• [TEXT SHOWN]
Author: Zuguang Gu ( z.gu@dkfz.de )
Date: 2015-10-14
Enriched heatmap is a special type of heatmap which visualizes the enrichment of genomic signals on specific target regions. It is broadly used to visualize e.g. how histone marks are enriched to transcription start sites.
There are several tools that can make such heatmap (e.g. ngs.plot or deepTools). Here we implement Enriched heatmap by ComplexHeatmap package. Since this type of heatmap is just a normal heatmap but with some special settings, with the functionality of ComplexHeatmap, it would be much easier to customize the heatmap as well as concatenating to a list of heatmaps to show correspondance between different data sources.
library(EnrichedHeatmap)
Load the example data that we will use for demostration:
set.seed(123)
load(paste0(system.file("extdata", "chr21_test_data.RData", package = "EnrichedHeatmap")))
ls()
## [1] "H3K4me3" "cgi" "genes" "meth" "rpkm"
The example data are all GRanges objects:
H3K4me3: coverage for H3K4me3 histone markscgi: CpG islandsgenes: genesmeth: methylationrpkm: gene expressionIn order to build the vignette fast, the data only include chromosome 21.
Heatmap for the enrichment of H3K4me3 histone mark on TSS:
tss = promoters(genes, upstream = 0, downstream = 1)

• [EXTRACTED RECORDS]
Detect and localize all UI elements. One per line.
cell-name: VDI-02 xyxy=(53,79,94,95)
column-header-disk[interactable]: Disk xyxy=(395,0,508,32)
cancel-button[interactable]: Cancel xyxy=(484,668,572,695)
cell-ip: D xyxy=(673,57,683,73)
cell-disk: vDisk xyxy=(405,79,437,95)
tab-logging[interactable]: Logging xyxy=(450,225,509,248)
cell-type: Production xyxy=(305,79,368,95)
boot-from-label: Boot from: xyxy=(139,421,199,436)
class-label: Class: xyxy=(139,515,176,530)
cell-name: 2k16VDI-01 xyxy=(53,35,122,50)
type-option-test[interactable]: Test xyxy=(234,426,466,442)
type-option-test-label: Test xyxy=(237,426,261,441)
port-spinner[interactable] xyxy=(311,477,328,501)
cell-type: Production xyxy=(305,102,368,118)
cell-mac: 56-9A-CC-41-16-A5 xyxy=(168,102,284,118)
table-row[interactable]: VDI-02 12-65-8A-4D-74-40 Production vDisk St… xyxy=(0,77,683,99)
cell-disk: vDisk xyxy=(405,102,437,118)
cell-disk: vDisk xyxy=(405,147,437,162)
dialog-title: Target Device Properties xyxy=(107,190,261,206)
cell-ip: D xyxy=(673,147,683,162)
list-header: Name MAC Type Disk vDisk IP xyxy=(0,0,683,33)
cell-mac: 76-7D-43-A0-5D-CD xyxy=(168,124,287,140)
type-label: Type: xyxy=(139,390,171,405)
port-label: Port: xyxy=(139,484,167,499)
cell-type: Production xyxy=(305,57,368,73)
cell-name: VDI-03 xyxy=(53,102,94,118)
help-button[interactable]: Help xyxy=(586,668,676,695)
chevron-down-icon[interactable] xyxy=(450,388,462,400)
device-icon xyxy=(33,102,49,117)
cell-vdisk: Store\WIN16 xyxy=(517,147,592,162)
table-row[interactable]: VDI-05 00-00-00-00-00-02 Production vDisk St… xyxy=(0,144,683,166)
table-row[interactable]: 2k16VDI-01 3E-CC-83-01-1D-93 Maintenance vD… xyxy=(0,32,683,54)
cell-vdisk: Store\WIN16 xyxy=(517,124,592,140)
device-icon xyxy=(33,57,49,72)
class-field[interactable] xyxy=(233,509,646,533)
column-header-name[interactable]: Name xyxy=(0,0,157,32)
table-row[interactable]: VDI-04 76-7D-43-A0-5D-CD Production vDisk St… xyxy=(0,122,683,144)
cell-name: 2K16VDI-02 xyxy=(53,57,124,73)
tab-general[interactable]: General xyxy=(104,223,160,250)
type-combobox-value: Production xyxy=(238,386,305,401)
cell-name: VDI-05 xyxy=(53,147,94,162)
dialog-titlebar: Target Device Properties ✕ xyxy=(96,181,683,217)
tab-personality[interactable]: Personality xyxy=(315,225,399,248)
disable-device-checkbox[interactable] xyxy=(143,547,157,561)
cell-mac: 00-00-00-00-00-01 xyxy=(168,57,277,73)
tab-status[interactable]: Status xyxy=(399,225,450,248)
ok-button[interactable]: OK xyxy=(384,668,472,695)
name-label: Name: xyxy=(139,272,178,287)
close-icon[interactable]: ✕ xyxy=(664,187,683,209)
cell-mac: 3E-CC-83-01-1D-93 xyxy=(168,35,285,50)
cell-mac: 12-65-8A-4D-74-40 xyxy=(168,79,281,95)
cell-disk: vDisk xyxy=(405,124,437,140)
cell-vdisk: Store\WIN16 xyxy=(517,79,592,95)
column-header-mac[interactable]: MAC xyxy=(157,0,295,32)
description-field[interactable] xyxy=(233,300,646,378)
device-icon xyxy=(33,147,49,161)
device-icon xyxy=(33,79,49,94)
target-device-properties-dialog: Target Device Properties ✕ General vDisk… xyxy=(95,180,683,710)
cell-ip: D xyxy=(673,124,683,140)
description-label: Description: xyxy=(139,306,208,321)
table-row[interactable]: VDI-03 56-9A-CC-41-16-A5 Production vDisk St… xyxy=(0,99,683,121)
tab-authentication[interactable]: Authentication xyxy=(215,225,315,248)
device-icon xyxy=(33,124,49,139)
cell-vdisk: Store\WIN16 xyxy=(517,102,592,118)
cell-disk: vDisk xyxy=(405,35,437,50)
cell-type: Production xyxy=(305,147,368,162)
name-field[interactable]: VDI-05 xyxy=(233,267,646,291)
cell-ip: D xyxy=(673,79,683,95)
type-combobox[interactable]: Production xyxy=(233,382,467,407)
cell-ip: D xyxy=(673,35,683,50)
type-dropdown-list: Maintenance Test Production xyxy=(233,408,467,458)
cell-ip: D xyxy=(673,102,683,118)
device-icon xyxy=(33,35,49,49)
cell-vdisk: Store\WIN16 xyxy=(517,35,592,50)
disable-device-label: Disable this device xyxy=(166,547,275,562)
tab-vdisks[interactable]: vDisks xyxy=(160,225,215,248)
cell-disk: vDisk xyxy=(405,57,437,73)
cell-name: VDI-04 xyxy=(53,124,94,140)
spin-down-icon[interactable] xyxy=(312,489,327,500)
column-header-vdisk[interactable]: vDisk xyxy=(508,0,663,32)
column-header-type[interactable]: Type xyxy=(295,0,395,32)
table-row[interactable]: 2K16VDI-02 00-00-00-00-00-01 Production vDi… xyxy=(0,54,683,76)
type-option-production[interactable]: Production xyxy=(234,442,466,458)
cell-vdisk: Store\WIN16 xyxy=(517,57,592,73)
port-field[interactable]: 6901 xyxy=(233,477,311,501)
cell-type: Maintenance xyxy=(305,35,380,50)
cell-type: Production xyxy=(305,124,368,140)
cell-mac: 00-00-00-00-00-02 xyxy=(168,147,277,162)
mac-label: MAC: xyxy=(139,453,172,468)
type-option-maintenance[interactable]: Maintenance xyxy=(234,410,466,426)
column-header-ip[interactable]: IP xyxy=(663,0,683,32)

• [TASK REQUIREMENTS]
1. According to the Enriched heatmap text, which two existing tools can make such heatmaps?
2. Repeat verbatim the stretch of the Enriched heatmap text from "The example data are" through "downstream = 1)".

• [YOUR RESPONSES]
1. ngs.plot and deepTools.

2.
The example data are all GRanges objects:
H3K4me3: coverage for H3K4me3 histone markscgi: CpG islandsgenes: genesmeth: methylationrpkm: gene expressionIn order to build the vignette fast, the data only include chromosome 21.
Heatmap for the enrichment of H3K4me3 histone mark on TSS:
tss = promoters(genes, upstream = 0, downstream = 1)